◆ Goal
Gather, from the data below, each line in which the word "าหมาย" occurs.

◆ Input records
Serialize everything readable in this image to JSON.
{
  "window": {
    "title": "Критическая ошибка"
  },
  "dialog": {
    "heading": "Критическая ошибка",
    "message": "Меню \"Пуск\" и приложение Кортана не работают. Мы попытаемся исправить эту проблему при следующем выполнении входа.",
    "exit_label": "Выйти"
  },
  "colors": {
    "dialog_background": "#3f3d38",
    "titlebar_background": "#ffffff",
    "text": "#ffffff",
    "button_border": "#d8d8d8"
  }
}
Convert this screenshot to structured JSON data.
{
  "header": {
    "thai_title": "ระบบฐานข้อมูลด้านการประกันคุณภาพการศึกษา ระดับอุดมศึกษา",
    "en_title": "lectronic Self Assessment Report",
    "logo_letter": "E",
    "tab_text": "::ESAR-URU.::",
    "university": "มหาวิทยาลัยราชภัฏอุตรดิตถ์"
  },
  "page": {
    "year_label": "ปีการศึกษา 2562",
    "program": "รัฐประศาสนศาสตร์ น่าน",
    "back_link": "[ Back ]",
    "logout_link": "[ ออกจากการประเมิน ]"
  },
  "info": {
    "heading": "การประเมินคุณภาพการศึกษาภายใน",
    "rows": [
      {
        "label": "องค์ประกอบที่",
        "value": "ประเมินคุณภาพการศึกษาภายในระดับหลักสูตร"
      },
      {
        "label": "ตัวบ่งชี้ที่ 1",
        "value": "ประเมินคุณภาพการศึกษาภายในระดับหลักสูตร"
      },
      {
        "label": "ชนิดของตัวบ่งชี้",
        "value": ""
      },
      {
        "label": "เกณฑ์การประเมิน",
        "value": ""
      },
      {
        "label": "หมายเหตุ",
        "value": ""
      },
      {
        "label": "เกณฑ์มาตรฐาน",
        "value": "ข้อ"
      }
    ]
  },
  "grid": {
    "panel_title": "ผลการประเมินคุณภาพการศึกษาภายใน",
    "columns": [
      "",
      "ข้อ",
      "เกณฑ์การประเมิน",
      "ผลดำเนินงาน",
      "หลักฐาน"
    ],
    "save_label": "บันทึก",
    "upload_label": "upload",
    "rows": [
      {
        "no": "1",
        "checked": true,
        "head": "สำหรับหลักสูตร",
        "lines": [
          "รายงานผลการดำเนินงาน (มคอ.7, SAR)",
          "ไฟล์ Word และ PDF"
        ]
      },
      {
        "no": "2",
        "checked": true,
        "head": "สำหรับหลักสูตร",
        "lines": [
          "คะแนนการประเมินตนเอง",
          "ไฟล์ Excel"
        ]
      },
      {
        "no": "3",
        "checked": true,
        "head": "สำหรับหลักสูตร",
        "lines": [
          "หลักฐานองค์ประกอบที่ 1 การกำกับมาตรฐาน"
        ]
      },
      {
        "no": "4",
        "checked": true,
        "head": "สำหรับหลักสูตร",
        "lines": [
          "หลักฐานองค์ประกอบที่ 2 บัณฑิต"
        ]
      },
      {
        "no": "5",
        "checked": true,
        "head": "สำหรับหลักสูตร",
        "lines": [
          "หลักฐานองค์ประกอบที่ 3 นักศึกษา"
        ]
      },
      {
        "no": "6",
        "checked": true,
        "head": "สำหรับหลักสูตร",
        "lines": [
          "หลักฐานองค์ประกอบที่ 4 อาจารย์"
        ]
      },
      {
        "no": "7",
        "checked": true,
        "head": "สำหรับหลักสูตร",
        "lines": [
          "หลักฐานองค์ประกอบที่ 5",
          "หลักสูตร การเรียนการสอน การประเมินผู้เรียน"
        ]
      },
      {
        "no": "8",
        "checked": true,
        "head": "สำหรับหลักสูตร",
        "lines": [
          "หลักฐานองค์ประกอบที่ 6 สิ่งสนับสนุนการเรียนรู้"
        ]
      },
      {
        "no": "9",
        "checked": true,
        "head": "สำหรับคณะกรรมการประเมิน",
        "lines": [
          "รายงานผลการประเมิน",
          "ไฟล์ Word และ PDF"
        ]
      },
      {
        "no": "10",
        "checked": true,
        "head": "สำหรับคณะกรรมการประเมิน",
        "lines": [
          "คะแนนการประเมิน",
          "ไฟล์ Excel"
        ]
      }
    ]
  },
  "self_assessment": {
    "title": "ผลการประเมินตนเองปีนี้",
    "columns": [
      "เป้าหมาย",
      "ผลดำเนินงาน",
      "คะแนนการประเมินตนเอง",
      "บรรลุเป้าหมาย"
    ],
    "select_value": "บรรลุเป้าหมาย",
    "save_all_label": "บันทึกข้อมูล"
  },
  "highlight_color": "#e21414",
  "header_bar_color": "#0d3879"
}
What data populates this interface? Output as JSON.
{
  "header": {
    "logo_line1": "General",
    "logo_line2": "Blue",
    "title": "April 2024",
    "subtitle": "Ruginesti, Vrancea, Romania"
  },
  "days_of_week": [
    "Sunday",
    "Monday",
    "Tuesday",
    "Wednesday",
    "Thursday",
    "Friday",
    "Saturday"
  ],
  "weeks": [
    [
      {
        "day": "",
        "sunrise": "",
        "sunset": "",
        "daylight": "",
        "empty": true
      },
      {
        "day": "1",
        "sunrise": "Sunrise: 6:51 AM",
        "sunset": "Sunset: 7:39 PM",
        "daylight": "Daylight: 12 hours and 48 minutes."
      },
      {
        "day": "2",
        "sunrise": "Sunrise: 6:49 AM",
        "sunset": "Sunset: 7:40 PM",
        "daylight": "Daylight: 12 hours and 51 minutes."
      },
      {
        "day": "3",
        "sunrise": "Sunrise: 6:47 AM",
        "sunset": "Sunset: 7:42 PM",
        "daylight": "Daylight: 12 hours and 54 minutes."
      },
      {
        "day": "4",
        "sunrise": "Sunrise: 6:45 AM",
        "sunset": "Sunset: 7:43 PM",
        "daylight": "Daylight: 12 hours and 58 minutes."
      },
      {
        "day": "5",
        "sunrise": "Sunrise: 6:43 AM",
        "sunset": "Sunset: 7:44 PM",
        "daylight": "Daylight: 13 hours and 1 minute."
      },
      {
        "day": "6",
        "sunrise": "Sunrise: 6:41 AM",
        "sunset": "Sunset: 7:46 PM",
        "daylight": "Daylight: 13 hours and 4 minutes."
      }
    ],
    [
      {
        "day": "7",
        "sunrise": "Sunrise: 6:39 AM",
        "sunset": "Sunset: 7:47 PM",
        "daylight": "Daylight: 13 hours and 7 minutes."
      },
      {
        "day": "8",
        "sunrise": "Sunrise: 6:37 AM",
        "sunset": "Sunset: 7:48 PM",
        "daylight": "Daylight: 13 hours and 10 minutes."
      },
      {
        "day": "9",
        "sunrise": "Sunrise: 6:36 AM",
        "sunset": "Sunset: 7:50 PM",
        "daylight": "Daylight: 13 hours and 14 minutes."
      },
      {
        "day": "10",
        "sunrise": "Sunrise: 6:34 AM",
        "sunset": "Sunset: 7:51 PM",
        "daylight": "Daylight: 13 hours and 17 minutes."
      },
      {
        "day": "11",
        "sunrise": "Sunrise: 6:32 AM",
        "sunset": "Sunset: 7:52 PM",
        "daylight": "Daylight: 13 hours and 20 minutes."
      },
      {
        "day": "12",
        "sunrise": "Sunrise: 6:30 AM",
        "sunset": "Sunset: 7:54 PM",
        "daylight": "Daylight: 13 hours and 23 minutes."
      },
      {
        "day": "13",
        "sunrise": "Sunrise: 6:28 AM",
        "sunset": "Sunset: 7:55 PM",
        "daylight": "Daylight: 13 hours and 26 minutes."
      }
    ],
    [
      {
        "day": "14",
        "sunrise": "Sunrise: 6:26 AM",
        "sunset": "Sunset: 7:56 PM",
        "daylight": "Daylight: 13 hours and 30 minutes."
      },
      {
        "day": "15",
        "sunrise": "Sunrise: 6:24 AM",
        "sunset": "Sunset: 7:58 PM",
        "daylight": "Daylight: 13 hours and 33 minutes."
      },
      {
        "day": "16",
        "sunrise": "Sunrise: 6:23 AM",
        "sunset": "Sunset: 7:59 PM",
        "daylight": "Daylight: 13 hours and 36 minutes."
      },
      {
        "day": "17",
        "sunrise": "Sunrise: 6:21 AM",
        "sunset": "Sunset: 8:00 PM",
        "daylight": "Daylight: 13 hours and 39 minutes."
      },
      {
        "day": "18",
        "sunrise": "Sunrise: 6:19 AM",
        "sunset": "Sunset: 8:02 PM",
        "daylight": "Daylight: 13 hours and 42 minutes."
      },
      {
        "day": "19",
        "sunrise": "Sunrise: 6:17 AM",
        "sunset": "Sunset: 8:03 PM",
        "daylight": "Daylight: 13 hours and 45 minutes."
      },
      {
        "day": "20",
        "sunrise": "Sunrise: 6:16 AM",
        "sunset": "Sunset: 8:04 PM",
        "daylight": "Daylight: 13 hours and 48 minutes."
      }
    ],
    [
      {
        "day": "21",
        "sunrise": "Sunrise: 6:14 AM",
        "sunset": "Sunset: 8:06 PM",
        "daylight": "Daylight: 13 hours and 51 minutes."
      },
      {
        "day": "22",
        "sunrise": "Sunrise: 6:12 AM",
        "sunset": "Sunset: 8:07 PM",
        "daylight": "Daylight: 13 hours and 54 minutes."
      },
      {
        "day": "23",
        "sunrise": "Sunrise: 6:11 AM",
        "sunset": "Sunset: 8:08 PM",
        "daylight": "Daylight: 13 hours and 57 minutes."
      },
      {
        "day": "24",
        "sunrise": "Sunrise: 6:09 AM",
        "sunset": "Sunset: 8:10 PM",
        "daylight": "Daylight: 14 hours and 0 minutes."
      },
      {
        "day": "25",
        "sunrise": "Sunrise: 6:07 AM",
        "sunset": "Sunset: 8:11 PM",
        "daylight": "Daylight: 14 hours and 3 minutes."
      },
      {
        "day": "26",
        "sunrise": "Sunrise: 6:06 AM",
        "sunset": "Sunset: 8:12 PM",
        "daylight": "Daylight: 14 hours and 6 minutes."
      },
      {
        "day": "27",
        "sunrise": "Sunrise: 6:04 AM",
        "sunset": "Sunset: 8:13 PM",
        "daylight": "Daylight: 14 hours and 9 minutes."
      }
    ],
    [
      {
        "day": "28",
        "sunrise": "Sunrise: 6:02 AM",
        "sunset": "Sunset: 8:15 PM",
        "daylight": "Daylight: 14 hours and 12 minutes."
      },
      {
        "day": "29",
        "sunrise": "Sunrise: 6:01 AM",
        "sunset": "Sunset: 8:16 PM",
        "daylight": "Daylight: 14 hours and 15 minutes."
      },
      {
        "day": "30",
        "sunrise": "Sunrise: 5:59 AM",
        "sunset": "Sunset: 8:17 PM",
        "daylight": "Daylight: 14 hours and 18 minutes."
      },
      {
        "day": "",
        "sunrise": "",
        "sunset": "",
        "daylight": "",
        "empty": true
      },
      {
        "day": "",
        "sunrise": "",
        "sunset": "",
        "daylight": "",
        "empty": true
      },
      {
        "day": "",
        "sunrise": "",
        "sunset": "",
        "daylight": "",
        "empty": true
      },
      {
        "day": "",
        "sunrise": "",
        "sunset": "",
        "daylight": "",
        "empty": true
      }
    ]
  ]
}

◆ Task output
      "เป้าหมาย",
      "บรรลุเป้าหมาย"
    "select_value": "บรรลุเป้าหมาย",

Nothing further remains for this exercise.